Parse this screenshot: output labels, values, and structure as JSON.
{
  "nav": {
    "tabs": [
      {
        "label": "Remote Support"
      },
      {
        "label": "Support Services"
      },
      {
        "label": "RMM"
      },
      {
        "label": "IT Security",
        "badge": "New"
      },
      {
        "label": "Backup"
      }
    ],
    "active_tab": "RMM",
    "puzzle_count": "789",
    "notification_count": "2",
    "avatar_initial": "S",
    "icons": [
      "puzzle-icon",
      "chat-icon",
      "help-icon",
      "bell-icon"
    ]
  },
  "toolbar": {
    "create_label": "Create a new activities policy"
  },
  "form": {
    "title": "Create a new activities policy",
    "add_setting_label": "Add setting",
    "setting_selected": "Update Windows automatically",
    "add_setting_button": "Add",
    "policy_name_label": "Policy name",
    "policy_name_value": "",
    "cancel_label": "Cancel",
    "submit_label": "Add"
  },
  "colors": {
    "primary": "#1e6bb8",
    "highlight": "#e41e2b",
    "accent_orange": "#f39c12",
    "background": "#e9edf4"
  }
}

....

Repeat the entries shown above, every one, word for word.

Parse this screenshot: output labels, values, and structure as JSON.
{
  "nav": {
    "tabs": [
      {
        "label": "Remote Support"
      },
      {
        "label": "Support Services"
      },
      {
        "label": "RMM"
      },
      {
        "label": "IT Security",
        "badge": "New"
      },
      {
        "label": "Backup"
      }
    ],
    "active_tab": "RMM",
    "puzzle_count": "789",
    "notification_count": "2",
    "avatar_initial": "S",
    "icons": [
      "puzzle-icon",
      "chat-icon",
      "help-icon",
      "bell-icon"
    ]
  },
  "toolbar": {
    "create_label": "Create a new activities policy"
  },
  "form": {
    "title": "Create a new activities policy",
    "add_setting_label": "Add setting",
    "setting_selected": "Update Windows automatically",
    "add_setting_button": "Add",
    "policy_name_label": "Policy name",
    "policy_name_value": "",
    "cancel_label": "Cancel",
    "submit_label": "Add"
  },
  "colors": {
    "primary": "#1e6bb8",
    "highlight": "#e41e2b",
    "accent_orange": "#f39c12",
    "background": "#e9edf4"
  }
}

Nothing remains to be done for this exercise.